(Extracted records)
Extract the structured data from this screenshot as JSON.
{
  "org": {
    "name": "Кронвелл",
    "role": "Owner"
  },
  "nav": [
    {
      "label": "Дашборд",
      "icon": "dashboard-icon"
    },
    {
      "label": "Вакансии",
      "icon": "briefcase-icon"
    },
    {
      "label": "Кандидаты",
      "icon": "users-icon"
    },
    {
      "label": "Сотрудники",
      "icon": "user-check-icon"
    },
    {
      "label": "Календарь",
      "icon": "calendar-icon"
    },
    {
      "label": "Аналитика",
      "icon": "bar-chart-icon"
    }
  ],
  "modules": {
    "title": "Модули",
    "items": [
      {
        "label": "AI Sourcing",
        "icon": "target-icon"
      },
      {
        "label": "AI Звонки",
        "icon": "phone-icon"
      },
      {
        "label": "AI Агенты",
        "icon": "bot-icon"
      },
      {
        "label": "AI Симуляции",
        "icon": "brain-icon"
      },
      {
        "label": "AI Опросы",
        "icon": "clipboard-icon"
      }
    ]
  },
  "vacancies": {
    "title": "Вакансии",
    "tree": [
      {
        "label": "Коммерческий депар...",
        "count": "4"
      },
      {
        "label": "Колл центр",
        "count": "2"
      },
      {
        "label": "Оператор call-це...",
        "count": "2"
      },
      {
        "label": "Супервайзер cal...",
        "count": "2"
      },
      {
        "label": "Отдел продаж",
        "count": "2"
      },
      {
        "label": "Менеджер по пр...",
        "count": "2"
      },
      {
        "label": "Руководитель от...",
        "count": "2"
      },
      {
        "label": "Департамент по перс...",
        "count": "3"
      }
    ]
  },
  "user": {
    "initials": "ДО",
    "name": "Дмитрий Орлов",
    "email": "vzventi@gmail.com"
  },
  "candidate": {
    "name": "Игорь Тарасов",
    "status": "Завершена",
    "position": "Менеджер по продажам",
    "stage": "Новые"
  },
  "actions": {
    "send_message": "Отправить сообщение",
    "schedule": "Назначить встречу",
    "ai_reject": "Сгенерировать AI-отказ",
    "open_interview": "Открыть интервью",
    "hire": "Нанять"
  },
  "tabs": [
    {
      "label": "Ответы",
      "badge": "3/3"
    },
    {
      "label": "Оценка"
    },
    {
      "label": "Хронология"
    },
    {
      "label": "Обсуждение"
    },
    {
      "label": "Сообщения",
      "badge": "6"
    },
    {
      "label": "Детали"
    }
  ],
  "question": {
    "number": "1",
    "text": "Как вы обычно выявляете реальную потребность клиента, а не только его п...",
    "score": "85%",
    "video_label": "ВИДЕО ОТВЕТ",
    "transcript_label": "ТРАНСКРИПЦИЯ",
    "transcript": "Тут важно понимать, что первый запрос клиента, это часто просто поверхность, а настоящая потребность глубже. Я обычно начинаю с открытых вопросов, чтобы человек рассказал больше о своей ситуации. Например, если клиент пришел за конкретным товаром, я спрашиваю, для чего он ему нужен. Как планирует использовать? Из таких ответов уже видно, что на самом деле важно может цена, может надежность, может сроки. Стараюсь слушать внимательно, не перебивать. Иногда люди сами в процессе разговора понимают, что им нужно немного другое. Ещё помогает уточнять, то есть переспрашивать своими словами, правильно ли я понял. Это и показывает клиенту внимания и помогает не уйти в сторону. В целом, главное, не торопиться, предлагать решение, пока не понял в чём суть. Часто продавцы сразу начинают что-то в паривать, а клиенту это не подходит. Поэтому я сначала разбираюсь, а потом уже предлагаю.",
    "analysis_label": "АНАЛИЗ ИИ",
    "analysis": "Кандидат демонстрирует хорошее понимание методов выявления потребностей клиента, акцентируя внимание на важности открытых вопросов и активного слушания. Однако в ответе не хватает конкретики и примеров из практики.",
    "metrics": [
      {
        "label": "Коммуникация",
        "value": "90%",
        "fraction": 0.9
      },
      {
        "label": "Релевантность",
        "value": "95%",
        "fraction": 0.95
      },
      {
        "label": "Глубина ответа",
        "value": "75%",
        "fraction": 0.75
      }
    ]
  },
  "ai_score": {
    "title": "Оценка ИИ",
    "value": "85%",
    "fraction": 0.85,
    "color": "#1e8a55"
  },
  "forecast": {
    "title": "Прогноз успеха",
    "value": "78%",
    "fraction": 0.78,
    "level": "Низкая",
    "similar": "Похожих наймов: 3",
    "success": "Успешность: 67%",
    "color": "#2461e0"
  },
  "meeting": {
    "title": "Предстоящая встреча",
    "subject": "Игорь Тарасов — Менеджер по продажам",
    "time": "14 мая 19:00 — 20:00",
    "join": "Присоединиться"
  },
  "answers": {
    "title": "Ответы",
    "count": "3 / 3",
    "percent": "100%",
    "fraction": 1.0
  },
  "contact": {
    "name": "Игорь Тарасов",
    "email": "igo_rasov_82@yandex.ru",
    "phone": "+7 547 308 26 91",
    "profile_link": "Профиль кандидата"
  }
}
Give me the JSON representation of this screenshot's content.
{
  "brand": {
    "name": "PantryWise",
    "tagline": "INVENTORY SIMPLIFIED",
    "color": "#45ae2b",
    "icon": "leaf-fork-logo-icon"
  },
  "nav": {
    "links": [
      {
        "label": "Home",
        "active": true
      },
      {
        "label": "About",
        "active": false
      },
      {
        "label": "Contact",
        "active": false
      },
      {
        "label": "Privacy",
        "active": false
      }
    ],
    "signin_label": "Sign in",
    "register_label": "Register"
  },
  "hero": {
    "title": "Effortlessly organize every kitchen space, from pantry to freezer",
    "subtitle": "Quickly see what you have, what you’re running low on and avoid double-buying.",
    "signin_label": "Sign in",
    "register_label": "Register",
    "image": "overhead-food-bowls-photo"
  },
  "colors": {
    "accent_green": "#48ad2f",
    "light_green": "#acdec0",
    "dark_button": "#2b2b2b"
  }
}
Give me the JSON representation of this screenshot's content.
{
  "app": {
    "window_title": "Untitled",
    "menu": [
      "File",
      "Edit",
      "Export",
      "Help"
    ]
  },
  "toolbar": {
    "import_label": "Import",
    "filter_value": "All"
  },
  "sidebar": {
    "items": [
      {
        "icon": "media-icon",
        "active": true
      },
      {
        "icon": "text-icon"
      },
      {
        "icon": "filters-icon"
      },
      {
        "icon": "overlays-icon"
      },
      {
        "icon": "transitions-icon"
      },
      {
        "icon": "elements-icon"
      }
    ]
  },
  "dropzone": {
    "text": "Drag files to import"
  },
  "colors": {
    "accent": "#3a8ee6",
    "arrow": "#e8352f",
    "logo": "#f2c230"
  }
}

WHAT YOU SHOULD DO: List every line above containing the word "Register".

RESULT BELOW:
    "register_label": "Register"
    "register_label": "Register",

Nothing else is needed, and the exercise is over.